>> Begin Provided records
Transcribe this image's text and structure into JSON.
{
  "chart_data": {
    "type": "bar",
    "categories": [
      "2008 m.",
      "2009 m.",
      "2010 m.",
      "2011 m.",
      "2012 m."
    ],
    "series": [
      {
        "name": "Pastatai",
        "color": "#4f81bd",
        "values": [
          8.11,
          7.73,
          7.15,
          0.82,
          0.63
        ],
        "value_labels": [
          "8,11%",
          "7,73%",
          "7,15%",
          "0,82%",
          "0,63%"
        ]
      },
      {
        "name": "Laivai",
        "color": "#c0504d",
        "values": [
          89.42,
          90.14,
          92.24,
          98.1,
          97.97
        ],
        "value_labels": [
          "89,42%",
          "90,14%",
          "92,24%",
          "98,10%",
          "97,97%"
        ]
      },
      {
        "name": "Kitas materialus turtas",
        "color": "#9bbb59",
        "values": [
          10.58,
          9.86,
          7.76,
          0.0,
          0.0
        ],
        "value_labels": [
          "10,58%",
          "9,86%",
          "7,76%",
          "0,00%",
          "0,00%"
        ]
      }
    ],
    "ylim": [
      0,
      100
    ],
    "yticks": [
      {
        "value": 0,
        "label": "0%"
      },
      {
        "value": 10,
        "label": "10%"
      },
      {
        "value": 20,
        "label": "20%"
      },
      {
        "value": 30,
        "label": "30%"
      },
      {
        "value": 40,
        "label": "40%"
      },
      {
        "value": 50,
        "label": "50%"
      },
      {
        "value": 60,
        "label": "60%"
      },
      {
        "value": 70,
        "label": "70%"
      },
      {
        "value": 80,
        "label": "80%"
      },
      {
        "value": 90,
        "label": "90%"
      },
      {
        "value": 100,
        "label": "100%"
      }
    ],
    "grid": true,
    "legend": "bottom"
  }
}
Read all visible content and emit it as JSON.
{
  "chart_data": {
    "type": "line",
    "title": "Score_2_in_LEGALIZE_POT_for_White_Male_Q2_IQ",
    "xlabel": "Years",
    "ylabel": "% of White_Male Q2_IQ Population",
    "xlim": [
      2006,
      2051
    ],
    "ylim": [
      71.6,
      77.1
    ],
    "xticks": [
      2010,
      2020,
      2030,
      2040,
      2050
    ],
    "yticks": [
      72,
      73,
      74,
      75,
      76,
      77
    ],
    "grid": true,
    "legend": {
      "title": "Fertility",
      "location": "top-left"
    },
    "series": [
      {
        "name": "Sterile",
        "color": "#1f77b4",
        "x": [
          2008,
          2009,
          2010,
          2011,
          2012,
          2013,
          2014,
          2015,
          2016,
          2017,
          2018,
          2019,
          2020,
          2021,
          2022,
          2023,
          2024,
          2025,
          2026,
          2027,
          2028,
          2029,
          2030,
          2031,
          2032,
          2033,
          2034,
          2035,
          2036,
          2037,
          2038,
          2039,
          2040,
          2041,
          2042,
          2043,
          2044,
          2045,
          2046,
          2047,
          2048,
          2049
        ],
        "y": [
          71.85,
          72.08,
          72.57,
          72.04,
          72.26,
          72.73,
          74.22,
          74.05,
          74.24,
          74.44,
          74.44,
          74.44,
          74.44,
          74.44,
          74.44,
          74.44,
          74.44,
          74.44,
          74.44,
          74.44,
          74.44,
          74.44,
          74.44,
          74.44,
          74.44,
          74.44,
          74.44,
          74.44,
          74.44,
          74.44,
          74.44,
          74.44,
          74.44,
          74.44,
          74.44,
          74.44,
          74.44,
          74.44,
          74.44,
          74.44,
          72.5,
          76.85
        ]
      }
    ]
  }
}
>> End Provided records
* [Your task]
Repeat the material above exactly.

* [In response]
Transcribe this image's text and structure into JSON.
{
  "chart_data": {
    "type": "bar",
    "categories": [
      "2008 m.",
      "2009 m.",
      "2010 m.",
      "2011 m.",
      "2012 m."
    ],
    "series": [
      {
        "name": "Pastatai",
        "color": "#4f81bd",
        "values": [
          8.11,
          7.73,
          7.15,
          0.82,
          0.63
        ],
        "value_labels": [
          "8,11%",
          "7,73%",
          "7,15%",
          "0,82%",
          "0,63%"
        ]
      },
      {
        "name": "Laivai",
        "color": "#c0504d",
        "values": [
          89.42,
          90.14,
          92.24,
          98.1,
          97.97
        ],
        "value_labels": [
          "89,42%",
          "90,14%",
          "92,24%",
          "98,10%",
          "97,97%"
        ]
      },
      {
        "name": "Kitas materialus turtas",
        "color": "#9bbb59",
        "values": [
          10.58,
          9.86,
          7.76,
          0.0,
          0.0
        ],
        "value_labels": [
          "10,58%",
          "9,86%",
          "7,76%",
          "0,00%",
          "0,00%"
        ]
      }
    ],
    "ylim": [
      0,
      100
    ],
    "yticks": [
      {
        "value": 0,
        "label": "0%"
      },
      {
        "value": 10,
        "label": "10%"
      },
      {
        "value": 20,
        "label": "20%"
      },
      {
        "value": 30,
        "label": "30%"
      },
      {
        "value": 40,
        "label": "40%"
      },
      {
        "value": 50,
        "label": "50%"
      },
      {
        "value": 60,
        "label": "60%"
      },
      {
        "value": 70,
        "label": "70%"
      },
      {
        "value": 80,
        "label": "80%"
      },
      {
        "value": 90,
        "label": "90%"
      },
      {
        "value": 100,
        "label": "100%"
      }
    ],
    "grid": true,
    "legend": "bottom"
  }
}
Read all visible content and emit it as JSON.
{
  "chart_data": {
    "type": "line",
    "title": "Score_2_in_LEGALIZE_POT_for_White_Male_Q2_IQ",
    "xlabel": "Years",
    "ylabel": "% of White_Male Q2_IQ Population",
    "xlim": [
      2006,
      2051
    ],
    "ylim": [
      71.6,
      77.1
    ],
    "xticks": [
      2010,
      2020,
      2030,
      2040,
      2050
    ],
    "yticks": [
      72,
      73,
      74,
      75,
      76,
      77
    ],
    "grid": true,
    "legend": {
      "title": "Fertility",
      "location": "top-left"
    },
    "series": [
      {
        "name": "Sterile",
        "color": "#1f77b4",
        "x": [
          2008,
          2009,
          2010,
          2011,
          2012,
          2013,
          2014,
          2015,
          2016,
          2017,
          2018,
          2019,
          2020,
          2021,
          2022,
          2023,
          2024,
          2025,
          2026,
          2027,
          2028,
          2029,
          2030,
          2031,
          2032,
          2033,
          2034,
          2035,
          2036,
          2037,
          2038,
          2039,
          2040,
          2041,
          2042,
          2043,
          2044,
          2045,
          2046,
          2047,
          2048,
          2049
        ],
        "y": [
          71.85,
          72.08,
          72.57,
          72.04,
          72.26,
          72.73,
          74.22,
          74.05,
          74.24,
          74.44,
          74.44,
          74.44,
          74.44,
          74.44,
          74.44,
          74.44,
          74.44,
          74.44,
          74.44,
          74.44,
          74.44,
          74.44,
          74.44,
          74.44,
          74.44,
          74.44,
          74.44,
          74.44,
          74.44,
          74.44,
          74.44,
          74.44,
          74.44,
          74.44,
          74.44,
          74.44,
          74.44,
          74.44,
          74.44,
          74.44,
          72.5,
          76.85
        ]
      }
    ]
  }
}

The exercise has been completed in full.